## YOUR INSTRUCTIONS
Copy every line of the listing exactly.

## Dataset excerpt
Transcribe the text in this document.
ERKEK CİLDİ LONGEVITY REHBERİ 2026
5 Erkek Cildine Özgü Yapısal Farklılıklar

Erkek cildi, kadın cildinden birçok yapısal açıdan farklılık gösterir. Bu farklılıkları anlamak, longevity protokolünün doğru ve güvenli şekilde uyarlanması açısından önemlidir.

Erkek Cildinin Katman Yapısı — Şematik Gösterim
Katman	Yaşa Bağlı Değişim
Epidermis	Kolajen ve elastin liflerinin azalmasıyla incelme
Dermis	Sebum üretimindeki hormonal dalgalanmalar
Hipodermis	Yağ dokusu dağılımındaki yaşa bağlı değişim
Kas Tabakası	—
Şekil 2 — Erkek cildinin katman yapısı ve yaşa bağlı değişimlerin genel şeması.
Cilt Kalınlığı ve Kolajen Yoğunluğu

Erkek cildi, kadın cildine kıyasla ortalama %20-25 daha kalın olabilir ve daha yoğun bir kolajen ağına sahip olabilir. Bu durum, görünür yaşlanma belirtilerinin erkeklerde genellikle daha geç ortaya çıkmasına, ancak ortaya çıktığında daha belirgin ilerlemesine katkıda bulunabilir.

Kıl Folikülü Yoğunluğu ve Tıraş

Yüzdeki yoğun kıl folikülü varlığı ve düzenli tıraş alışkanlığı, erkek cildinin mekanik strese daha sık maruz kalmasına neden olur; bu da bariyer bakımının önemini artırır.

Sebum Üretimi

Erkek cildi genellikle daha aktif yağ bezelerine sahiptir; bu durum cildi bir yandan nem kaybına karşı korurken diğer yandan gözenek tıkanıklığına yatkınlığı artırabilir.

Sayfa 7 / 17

## ANSWER IN FULL
Transcribe the text in this document.
ERKEK CİLDİ LONGEVITY REHBERİ 2026
5 Erkek Cildine Özgü Yapısal Farklılıklar

Erkek cildi, kadın cildinden birçok yapısal açıdan farklılık gösterir. Bu farklılıkları anlamak, longevity protokolünün doğru ve güvenli şekilde uyarlanması açısından önemlidir.

Erkek Cildinin Katman Yapısı — Şematik Gösterim
Katman	Yaşa Bağlı Değişim
Epidermis	Kolajen ve elastin liflerinin azalmasıyla incelme
Dermis	Sebum üretimindeki hormonal dalgalanmalar
Hipodermis	Yağ dokusu dağılımındaki yaşa bağlı değişim
Kas Tabakası	—
Şekil 2 — Erkek cildinin katman yapısı ve yaşa bağlı değişimlerin genel şeması.
Cilt Kalınlığı ve Kolajen Yoğunluğu

Erkek cildi, kadın cildine kıyasla ortalama %20-25 daha kalın olabilir ve daha yoğun bir kolajen ağına sahip olabilir. Bu durum, görünür yaşlanma belirtilerinin erkeklerde genellikle daha geç ortaya çıkmasına, ancak ortaya çıktığında daha belirgin ilerlemesine katkıda bulunabilir.

Kıl Folikülü Yoğunluğu ve Tıraş

Yüzdeki yoğun kıl folikülü varlığı ve düzenli tıraş alışkanlığı, erkek cildinin mekanik strese daha sık maruz kalmasına neden olur; bu da bariyer bakımının önemini artırır.

Sebum Üretimi

Erkek cildi genellikle daha aktif yağ bezelerine sahiptir; bu durum cildi bir yandan nem kaybına karşı korurken diğer yandan gözenek tıkanıklığına yatkınlığı artırabilir.

Sayfa 7 / 17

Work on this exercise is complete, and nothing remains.